Give these records again with "lat-label" changed to "latitude-label" everywhere, leaving all else unchanged.

(Records from a data collection)
— Begin —
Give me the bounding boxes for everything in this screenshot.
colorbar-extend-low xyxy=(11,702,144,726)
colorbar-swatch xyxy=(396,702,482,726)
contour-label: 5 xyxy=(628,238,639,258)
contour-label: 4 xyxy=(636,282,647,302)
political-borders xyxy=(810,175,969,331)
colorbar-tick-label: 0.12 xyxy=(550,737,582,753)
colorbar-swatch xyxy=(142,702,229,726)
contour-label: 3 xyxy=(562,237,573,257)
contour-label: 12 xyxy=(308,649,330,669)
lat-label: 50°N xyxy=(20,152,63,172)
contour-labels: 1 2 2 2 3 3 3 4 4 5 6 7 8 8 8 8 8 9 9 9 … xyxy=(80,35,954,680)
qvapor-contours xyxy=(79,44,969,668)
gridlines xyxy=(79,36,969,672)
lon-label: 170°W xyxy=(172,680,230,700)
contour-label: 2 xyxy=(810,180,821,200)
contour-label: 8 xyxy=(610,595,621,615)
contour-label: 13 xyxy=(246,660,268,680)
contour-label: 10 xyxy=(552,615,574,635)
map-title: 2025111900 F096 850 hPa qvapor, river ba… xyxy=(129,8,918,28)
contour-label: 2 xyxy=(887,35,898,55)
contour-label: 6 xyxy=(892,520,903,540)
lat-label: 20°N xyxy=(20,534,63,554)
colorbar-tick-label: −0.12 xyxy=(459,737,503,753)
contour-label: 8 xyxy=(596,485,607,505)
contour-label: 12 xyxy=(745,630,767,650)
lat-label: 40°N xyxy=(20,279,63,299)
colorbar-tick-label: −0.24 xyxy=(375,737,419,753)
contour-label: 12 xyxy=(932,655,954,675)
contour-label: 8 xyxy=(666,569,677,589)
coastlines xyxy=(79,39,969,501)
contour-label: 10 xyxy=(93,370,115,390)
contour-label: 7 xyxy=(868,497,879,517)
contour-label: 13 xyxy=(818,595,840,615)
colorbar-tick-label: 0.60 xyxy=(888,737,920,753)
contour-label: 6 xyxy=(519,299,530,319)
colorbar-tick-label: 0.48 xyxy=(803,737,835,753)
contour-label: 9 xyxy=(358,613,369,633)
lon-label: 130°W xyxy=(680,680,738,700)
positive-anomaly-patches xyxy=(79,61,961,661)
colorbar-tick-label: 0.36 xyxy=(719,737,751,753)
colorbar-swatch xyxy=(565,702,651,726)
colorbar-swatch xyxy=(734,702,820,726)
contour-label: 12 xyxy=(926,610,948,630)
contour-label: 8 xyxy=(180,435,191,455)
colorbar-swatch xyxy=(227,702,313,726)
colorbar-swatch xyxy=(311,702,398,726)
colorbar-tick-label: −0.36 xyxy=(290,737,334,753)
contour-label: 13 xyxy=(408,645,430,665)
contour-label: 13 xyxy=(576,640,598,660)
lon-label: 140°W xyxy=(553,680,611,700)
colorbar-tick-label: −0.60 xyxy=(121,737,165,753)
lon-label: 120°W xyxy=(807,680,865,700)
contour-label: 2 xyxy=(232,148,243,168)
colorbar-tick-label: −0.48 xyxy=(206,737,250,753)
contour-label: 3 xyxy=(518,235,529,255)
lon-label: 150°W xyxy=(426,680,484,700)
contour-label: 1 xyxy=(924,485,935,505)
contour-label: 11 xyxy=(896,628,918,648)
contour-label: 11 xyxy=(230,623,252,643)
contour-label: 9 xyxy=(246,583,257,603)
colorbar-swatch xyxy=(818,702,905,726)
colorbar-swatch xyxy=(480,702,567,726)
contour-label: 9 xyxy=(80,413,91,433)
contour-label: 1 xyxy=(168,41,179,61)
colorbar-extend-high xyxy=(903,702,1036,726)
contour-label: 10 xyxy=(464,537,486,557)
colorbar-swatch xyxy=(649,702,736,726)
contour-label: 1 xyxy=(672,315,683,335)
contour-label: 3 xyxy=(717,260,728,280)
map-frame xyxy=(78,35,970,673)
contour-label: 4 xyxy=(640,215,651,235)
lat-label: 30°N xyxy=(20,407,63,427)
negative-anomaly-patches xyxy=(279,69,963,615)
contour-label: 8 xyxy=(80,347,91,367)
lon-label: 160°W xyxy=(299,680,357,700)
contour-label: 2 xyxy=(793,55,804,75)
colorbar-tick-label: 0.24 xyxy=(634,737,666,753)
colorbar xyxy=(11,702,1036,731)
— End —
(The output)
Give me the bounding boxes for everything in this screenshot.
colorbar-extend-low xyxy=(11,702,144,726)
colorbar-swatch xyxy=(396,702,482,726)
contour-label: 5 xyxy=(628,238,639,258)
contour-label: 4 xyxy=(636,282,647,302)
political-borders xyxy=(810,175,969,331)
colorbar-tick-label: 0.12 xyxy=(550,737,582,753)
colorbar-swatch xyxy=(142,702,229,726)
contour-label: 3 xyxy=(562,237,573,257)
contour-label: 12 xyxy=(308,649,330,669)
latitude-label: 50°N xyxy=(20,152,63,172)
contour-labels: 1 2 2 2 3 3 3 4 4 5 6 7 8 8 8 8 8 9 9 9 … xyxy=(80,35,954,680)
qvapor-contours xyxy=(79,44,969,668)
gridlines xyxy=(79,36,969,672)
lon-label: 170°W xyxy=(172,680,230,700)
contour-label: 2 xyxy=(810,180,821,200)
contour-label: 8 xyxy=(610,595,621,615)
contour-label: 13 xyxy=(246,660,268,680)
contour-label: 10 xyxy=(552,615,574,635)
map-title: 2025111900 F096 850 hPa qvapor, river ba… xyxy=(129,8,918,28)
contour-label: 2 xyxy=(887,35,898,55)
contour-label: 6 xyxy=(892,520,903,540)
latitude-label: 20°N xyxy=(20,534,63,554)
colorbar-tick-label: −0.12 xyxy=(459,737,503,753)
contour-label: 8 xyxy=(596,485,607,505)
contour-label: 12 xyxy=(745,630,767,650)
latitude-label: 40°N xyxy=(20,279,63,299)
colorbar-tick-label: −0.24 xyxy=(375,737,419,753)
contour-label: 12 xyxy=(932,655,954,675)
contour-label: 8 xyxy=(666,569,677,589)
coastlines xyxy=(79,39,969,501)
contour-label: 10 xyxy=(93,370,115,390)
contour-label: 7 xyxy=(868,497,879,517)
contour-label: 13 xyxy=(818,595,840,615)
colorbar-tick-label: 0.60 xyxy=(888,737,920,753)
contour-label: 6 xyxy=(519,299,530,319)
colorbar-tick-label: 0.48 xyxy=(803,737,835,753)
contour-label: 9 xyxy=(358,613,369,633)
lon-label: 130°W xyxy=(680,680,738,700)
positive-anomaly-patches xyxy=(79,61,961,661)
colorbar-tick-label: 0.36 xyxy=(719,737,751,753)
colorbar-swatch xyxy=(565,702,651,726)
colorbar-swatch xyxy=(734,702,820,726)
contour-label: 12 xyxy=(926,610,948,630)
contour-label: 8 xyxy=(180,435,191,455)
colorbar-swatch xyxy=(227,702,313,726)
colorbar-swatch xyxy=(311,702,398,726)
colorbar-tick-label: −0.36 xyxy=(290,737,334,753)
contour-label: 13 xyxy=(408,645,430,665)
contour-label: 13 xyxy=(576,640,598,660)
lon-label: 140°W xyxy=(553,680,611,700)
colorbar-tick-label: −0.60 xyxy=(121,737,165,753)
lon-label: 120°W xyxy=(807,680,865,700)
contour-label: 2 xyxy=(232,148,243,168)
colorbar-tick-label: −0.48 xyxy=(206,737,250,753)
contour-label: 3 xyxy=(518,235,529,255)
lon-label: 150°W xyxy=(426,680,484,700)
contour-label: 1 xyxy=(924,485,935,505)
contour-label: 11 xyxy=(896,628,918,648)
contour-label: 11 xyxy=(230,623,252,643)
contour-label: 9 xyxy=(246,583,257,603)
colorbar-swatch xyxy=(818,702,905,726)
colorbar-swatch xyxy=(480,702,567,726)
contour-label: 9 xyxy=(80,413,91,433)
contour-label: 1 xyxy=(168,41,179,61)
colorbar-extend-high xyxy=(903,702,1036,726)
contour-label: 10 xyxy=(464,537,486,557)
colorbar-swatch xyxy=(649,702,736,726)
contour-label: 1 xyxy=(672,315,683,335)
contour-label: 3 xyxy=(717,260,728,280)
map-frame xyxy=(78,35,970,673)
contour-label: 4 xyxy=(640,215,651,235)
latitude-label: 30°N xyxy=(20,407,63,427)
negative-anomaly-patches xyxy=(279,69,963,615)
contour-label: 8 xyxy=(80,347,91,367)
lon-label: 160°W xyxy=(299,680,357,700)
contour-label: 2 xyxy=(793,55,804,75)
colorbar-tick-label: 0.24 xyxy=(634,737,666,753)
colorbar xyxy=(11,702,1036,731)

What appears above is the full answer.